• [What the task asks]:
All lines in which the word "RETAILER" occurs are to be extracted.

• [Materials provided]:

------------------------------------------------------------------------

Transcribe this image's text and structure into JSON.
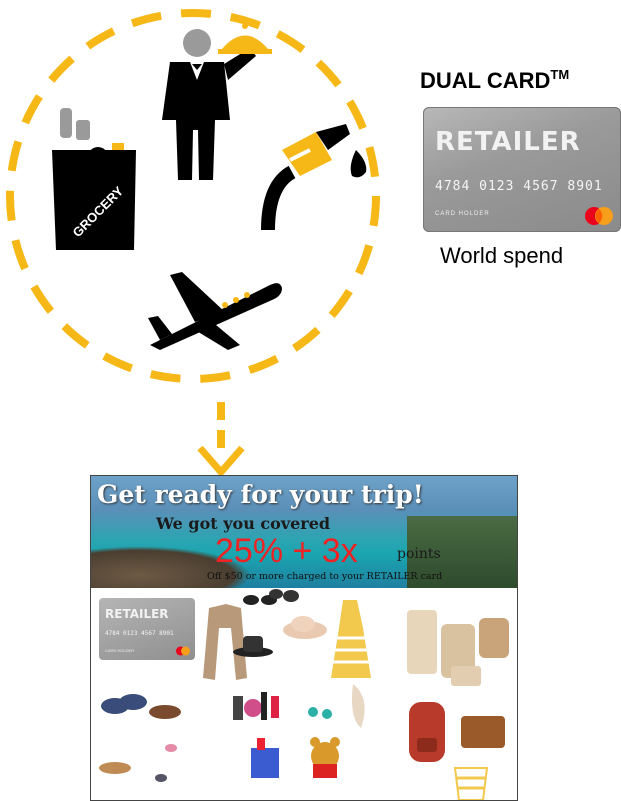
{
  "card": {
    "title": "DUAL CARD",
    "title_mark": "TM",
    "brand": "RETAILER",
    "number": "4784 0123 4567 8901",
    "holder": "CARD HOLDER",
    "network_logo_text": "MasterCard"
  },
  "caption": "World spend",
  "icons": [
    "waiter-icon",
    "grocery-bag-icon",
    "fuel-pump-icon",
    "airplane-icon",
    "down-arrow-icon"
  ],
  "grocery_label": "GROCERY",
  "promo": {
    "headline": "Get ready for your trip!",
    "subheadline": "We got you covered",
    "offer": "25% + 3x",
    "points": "points",
    "fineprint": "Off $50 or more charged to your RETAILER card",
    "mini_card": {
      "brand": "RETAILER",
      "number": "4784 0123 4567 8901",
      "holder": "CARD HOLDER"
    }
  },
  "colors": {
    "accent": "#F6B817",
    "dark": "#000000",
    "offer_red": "#EE2222"
  }
}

------------------------------------------------------------------------

• [Written solution]:
    "brand": "RETAILER",
    "fineprint": "Off $50 or more charged to your RETAILER card",
      "brand": "RETAILER",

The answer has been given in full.